▶

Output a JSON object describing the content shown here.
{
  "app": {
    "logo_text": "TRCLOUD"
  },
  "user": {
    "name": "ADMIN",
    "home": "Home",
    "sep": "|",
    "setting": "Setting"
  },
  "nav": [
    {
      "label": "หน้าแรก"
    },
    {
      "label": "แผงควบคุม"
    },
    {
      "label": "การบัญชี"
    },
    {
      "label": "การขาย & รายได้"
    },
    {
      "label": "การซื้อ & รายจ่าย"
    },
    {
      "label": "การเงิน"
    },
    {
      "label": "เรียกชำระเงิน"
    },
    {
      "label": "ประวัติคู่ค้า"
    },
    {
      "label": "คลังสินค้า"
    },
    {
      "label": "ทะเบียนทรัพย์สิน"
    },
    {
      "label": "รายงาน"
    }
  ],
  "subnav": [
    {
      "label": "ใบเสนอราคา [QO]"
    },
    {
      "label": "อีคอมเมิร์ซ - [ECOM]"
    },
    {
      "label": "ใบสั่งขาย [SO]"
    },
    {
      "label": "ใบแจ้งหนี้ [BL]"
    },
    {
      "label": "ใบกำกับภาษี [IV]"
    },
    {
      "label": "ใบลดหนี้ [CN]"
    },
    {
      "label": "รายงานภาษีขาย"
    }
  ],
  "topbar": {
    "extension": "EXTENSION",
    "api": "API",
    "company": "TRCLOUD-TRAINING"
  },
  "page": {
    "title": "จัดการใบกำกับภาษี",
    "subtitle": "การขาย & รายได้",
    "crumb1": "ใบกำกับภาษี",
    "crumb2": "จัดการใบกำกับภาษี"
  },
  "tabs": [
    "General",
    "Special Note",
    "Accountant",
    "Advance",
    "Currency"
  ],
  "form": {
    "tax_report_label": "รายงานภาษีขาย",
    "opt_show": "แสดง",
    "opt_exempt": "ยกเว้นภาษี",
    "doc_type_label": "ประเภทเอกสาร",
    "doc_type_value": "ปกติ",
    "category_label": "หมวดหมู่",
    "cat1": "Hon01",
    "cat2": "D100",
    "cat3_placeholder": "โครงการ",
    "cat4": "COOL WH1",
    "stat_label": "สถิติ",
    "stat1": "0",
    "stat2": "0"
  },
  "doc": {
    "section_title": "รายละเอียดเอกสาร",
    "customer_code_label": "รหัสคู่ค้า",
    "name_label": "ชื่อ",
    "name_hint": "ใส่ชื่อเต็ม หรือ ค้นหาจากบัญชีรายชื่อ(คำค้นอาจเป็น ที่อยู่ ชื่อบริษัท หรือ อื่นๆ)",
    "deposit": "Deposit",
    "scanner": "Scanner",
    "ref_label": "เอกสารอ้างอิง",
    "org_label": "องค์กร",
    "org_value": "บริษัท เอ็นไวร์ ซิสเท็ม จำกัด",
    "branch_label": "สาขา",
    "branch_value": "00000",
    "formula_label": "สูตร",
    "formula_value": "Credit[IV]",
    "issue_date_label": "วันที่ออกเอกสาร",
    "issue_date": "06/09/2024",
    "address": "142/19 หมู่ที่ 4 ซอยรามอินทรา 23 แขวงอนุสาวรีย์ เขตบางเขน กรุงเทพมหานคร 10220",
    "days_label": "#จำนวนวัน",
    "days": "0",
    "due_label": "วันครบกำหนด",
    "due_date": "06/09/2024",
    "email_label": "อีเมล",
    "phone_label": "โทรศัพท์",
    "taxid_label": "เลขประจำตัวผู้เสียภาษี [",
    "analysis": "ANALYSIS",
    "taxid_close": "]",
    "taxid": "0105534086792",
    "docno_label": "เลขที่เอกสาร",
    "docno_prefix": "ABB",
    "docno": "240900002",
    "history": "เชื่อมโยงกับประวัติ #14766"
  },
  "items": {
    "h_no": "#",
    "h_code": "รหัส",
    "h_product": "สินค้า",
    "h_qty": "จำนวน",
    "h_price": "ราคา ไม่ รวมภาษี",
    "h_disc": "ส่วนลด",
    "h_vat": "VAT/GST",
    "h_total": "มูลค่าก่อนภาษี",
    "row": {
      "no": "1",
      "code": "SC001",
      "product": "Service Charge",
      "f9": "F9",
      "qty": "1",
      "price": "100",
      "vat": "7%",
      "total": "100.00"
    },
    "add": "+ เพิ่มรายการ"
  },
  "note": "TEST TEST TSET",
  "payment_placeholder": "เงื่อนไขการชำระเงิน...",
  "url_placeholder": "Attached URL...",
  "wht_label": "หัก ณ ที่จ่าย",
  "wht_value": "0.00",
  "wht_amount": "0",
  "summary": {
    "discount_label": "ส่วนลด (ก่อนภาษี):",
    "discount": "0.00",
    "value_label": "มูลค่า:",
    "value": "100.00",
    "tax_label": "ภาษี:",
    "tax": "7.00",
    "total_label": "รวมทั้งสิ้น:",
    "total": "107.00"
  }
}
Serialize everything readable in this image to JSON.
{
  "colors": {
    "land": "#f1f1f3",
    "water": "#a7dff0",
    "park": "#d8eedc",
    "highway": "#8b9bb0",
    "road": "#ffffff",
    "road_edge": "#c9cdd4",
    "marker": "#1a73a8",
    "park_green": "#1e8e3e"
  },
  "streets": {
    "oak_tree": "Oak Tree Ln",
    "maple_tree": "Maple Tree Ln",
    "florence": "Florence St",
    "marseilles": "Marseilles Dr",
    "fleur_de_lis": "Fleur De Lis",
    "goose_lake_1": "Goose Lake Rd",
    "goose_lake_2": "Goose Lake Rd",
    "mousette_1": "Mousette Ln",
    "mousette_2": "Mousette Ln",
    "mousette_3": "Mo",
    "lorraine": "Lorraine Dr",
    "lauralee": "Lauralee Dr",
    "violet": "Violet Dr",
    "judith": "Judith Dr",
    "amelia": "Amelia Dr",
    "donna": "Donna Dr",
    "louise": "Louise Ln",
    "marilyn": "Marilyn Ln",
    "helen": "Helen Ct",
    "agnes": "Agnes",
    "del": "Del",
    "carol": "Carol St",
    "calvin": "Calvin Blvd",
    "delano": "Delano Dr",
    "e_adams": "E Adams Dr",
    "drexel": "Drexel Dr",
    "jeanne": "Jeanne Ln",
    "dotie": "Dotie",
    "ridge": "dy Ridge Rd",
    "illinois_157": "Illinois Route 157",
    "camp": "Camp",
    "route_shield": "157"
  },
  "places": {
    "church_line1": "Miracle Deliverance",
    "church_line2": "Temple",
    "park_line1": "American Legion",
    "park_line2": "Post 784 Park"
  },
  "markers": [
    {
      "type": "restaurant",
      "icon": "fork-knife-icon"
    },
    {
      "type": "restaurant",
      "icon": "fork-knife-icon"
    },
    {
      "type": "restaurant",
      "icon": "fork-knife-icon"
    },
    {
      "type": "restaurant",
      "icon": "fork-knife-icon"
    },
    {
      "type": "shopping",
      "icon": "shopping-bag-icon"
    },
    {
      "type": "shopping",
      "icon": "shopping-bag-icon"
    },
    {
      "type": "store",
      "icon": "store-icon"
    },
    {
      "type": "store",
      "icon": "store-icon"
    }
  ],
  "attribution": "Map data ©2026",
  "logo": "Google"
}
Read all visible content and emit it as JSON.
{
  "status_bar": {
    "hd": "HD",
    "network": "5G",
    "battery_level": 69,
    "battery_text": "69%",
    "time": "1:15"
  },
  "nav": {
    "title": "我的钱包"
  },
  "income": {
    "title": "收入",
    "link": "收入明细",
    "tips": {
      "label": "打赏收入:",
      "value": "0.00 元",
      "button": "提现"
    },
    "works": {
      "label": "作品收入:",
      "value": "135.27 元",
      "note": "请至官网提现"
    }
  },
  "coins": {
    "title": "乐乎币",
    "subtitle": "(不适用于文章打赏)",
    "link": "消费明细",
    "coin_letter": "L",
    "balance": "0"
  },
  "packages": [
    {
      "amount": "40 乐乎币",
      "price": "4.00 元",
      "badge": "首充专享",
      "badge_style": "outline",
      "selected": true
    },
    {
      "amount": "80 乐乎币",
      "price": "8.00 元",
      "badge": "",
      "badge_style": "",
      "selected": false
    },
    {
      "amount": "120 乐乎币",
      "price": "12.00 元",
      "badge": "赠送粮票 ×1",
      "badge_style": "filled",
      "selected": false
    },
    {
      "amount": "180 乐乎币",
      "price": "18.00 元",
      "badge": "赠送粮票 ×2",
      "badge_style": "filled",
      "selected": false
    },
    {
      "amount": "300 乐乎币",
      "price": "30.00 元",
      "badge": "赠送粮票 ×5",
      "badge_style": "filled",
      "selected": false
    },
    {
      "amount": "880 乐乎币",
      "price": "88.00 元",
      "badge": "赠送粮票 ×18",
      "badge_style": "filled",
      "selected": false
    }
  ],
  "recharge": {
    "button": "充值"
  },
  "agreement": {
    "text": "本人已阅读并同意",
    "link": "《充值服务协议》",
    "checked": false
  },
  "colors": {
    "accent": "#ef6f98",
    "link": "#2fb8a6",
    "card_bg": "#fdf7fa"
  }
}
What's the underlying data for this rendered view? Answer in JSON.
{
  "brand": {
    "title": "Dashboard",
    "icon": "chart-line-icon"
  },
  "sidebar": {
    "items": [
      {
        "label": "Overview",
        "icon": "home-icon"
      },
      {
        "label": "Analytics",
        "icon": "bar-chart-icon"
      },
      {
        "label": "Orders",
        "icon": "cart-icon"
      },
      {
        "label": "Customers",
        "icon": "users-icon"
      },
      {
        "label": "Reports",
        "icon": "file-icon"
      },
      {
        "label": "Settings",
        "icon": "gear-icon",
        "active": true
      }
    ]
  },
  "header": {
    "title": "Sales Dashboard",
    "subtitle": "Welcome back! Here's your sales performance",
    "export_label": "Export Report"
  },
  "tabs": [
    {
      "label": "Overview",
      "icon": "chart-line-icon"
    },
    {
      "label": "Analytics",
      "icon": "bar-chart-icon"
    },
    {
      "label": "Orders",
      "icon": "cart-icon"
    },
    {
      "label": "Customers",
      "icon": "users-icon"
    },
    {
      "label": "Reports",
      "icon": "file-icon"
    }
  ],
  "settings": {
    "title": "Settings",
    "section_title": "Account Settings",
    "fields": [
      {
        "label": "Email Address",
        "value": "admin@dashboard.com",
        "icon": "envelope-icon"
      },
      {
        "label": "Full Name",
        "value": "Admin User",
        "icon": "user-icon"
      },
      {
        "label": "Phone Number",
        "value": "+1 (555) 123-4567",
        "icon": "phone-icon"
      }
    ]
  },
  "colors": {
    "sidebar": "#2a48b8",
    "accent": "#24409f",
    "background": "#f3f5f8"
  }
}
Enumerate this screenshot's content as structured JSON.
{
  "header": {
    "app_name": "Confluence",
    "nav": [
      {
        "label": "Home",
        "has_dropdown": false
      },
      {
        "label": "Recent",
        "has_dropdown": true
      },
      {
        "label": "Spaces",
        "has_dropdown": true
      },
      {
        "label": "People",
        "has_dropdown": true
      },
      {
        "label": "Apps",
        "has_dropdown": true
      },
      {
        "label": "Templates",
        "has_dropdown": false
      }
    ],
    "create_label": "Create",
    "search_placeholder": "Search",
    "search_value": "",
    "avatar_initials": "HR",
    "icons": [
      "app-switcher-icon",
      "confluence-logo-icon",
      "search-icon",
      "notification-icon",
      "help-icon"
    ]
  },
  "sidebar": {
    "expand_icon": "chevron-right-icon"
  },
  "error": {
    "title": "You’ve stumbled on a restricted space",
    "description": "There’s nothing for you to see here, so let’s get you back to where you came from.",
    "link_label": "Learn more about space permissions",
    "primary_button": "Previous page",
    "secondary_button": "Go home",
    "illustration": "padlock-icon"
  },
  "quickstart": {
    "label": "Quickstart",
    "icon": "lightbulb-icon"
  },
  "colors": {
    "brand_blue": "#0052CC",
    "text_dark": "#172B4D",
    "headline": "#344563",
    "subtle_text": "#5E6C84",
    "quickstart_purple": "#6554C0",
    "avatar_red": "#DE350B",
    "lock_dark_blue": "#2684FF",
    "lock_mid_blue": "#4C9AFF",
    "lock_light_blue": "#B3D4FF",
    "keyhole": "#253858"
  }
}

◀

#### Work instructions
Copy every line of the data that holds the string "JSON".

#### Answer below
Output a JSON object describing the content shown here.
Serialize everything readable in this image to JSON.
Read all visible content and emit it as JSON.
What's the underlying data for this rendered view? Answer in JSON.
Enumerate this screenshot's content as structured JSON.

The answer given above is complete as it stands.